§ **Exercise requirements**
For the records that follow, return only the count of lines containing the string "text".

§ **Records shown**
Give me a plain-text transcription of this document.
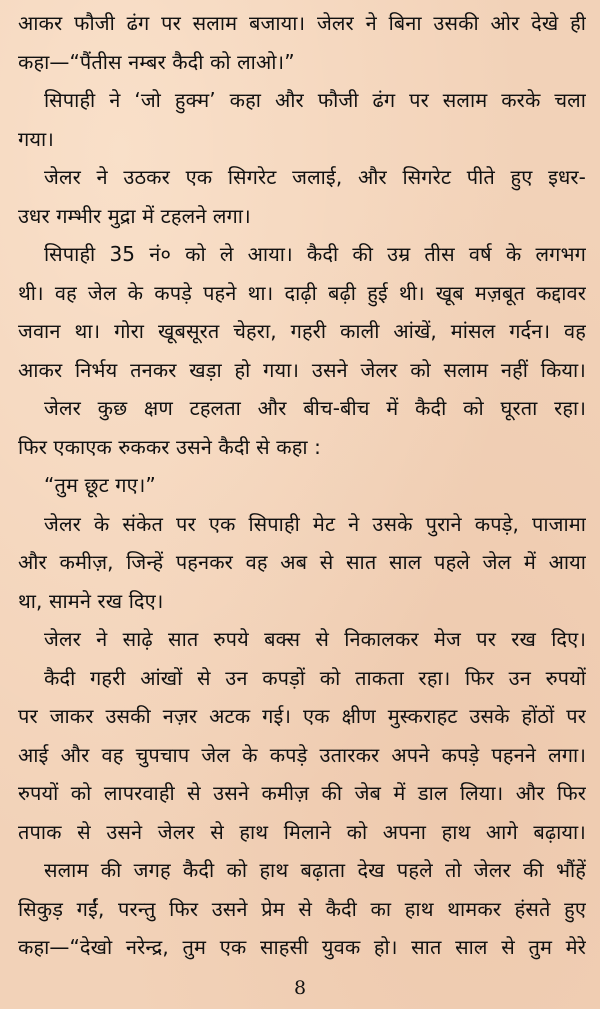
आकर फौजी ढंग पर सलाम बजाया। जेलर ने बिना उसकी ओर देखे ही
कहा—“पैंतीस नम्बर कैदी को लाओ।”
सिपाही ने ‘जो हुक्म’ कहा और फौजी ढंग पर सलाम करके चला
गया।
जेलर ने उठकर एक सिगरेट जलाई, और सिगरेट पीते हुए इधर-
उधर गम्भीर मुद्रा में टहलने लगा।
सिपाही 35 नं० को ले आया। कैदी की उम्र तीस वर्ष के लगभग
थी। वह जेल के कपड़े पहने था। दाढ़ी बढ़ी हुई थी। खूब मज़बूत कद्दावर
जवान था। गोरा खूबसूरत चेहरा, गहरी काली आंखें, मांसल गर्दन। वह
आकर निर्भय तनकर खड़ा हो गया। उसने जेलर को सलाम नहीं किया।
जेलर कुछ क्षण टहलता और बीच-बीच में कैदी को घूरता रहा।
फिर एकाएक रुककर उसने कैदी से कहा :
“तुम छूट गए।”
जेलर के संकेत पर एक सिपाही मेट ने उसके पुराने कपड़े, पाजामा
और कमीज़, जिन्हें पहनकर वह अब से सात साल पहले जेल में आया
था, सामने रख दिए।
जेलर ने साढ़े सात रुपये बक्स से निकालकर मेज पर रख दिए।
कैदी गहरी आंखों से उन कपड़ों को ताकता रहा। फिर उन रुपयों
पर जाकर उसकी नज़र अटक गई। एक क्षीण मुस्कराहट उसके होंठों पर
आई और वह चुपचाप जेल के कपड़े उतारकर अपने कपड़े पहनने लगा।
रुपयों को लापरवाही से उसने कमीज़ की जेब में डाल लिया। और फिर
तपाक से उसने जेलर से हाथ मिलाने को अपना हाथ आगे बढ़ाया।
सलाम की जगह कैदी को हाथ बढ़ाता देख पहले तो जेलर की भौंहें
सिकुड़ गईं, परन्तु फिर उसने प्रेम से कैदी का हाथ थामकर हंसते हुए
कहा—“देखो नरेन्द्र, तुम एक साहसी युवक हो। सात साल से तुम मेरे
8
--
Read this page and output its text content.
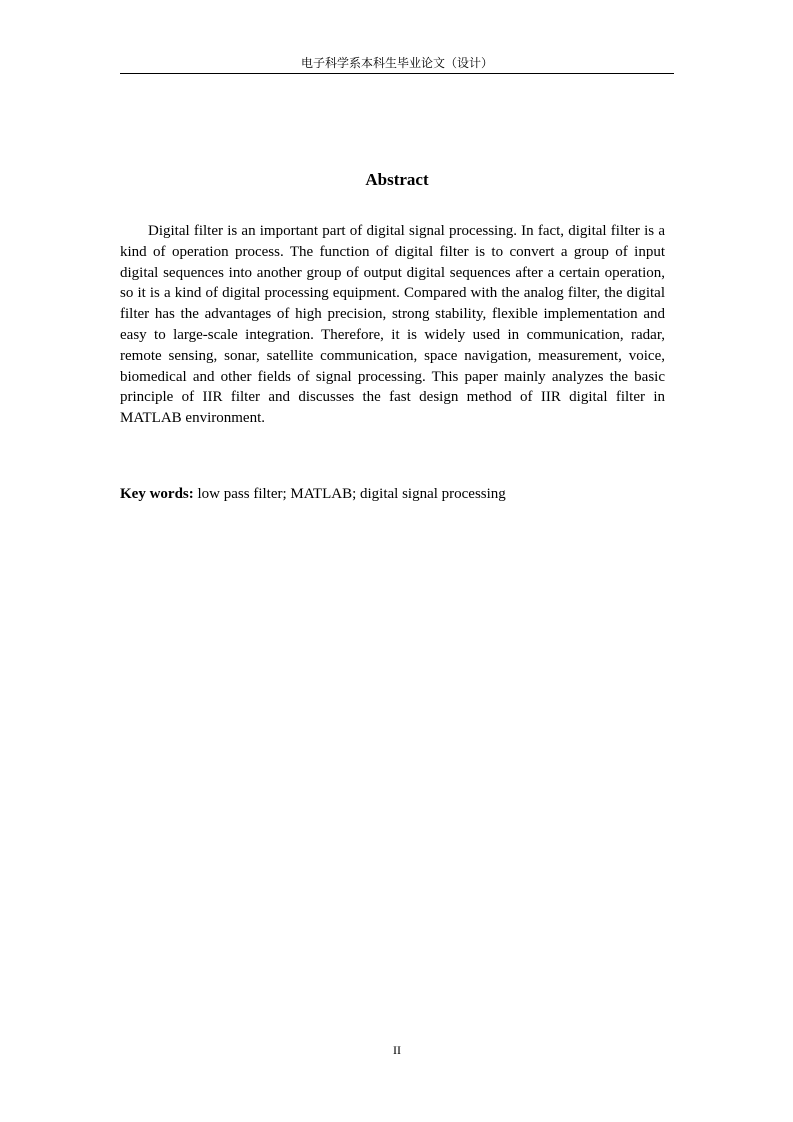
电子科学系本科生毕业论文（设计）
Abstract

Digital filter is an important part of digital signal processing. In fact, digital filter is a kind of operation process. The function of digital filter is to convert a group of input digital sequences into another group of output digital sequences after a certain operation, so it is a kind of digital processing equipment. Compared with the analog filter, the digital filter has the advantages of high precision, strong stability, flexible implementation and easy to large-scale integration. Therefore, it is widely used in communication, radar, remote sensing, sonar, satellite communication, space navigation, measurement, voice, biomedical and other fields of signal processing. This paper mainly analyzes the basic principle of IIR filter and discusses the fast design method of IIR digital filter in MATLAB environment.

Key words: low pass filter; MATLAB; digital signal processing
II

§ **Response below**
2